TASK REQUIREMENTS: Search the records for "дому". Copy every line where it appears.

INPUT:
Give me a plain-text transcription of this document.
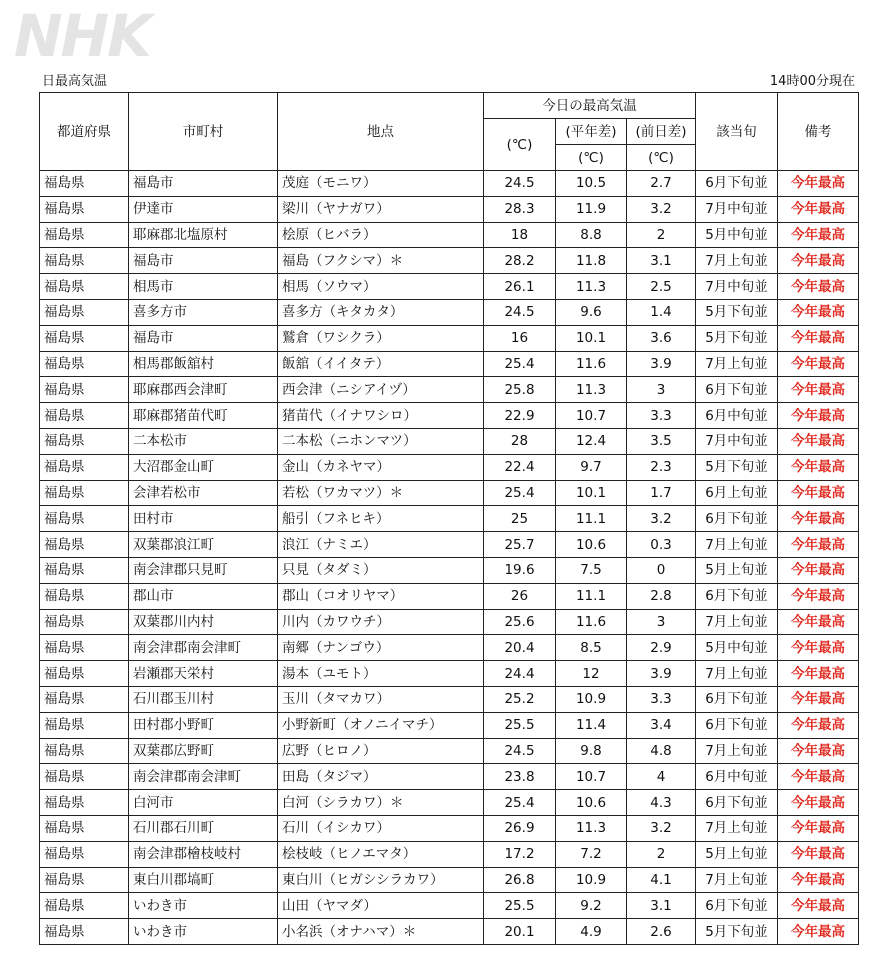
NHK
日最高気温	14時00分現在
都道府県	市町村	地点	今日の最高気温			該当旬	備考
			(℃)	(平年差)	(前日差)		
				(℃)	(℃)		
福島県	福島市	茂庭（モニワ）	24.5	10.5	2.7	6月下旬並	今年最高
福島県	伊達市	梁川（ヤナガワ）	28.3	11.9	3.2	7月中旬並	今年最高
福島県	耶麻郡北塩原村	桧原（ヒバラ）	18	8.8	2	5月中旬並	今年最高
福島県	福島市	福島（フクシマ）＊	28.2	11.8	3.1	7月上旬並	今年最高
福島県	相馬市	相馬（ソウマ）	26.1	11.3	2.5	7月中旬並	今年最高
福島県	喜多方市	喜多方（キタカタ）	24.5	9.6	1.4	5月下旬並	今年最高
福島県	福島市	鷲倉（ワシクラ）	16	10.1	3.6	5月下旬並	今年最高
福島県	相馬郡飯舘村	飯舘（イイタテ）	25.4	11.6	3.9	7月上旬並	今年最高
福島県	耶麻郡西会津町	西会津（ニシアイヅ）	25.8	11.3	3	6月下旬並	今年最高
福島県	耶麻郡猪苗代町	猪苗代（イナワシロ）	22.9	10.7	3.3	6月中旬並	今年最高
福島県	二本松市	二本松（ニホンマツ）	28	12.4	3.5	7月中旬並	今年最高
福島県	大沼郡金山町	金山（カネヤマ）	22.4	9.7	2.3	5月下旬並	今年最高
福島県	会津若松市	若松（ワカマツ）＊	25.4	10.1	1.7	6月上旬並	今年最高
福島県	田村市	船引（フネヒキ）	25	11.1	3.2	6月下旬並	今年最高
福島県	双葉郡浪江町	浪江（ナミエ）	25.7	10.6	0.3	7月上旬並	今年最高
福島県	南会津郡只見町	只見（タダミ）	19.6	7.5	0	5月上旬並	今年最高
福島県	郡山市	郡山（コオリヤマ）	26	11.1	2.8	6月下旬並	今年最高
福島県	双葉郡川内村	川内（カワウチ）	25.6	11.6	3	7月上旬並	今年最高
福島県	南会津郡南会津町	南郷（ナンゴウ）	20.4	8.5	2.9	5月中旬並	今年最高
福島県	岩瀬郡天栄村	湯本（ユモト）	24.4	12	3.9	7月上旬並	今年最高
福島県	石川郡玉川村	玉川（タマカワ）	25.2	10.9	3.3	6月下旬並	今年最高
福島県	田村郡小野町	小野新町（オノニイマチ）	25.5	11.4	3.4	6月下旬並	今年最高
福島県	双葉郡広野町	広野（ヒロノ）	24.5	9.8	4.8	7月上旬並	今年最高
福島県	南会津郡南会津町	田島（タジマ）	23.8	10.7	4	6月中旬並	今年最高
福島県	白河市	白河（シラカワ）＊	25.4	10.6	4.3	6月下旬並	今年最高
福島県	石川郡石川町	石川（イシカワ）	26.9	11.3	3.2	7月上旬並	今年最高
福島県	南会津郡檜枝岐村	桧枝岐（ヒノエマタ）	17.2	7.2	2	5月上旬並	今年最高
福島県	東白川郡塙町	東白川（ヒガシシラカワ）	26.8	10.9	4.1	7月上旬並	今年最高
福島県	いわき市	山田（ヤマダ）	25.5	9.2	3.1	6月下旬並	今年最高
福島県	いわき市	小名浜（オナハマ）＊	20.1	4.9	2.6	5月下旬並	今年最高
--
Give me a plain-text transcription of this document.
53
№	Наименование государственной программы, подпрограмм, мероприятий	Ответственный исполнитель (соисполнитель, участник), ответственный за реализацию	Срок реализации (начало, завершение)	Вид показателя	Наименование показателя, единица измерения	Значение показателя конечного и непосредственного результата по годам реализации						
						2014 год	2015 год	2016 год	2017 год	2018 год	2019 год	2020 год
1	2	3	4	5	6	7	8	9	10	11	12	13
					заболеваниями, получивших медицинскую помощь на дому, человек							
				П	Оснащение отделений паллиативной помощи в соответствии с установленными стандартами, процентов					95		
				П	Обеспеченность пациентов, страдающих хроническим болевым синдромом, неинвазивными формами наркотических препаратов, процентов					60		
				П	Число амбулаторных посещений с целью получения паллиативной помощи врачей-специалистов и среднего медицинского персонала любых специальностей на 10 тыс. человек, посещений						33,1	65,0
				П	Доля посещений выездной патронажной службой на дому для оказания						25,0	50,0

TASK ANSWER:
					заболеваниями, получивших медицинскую помощь на дому, человек							
				П	Доля посещений выездной патронажной службой на дому для оказания						25,0	50,0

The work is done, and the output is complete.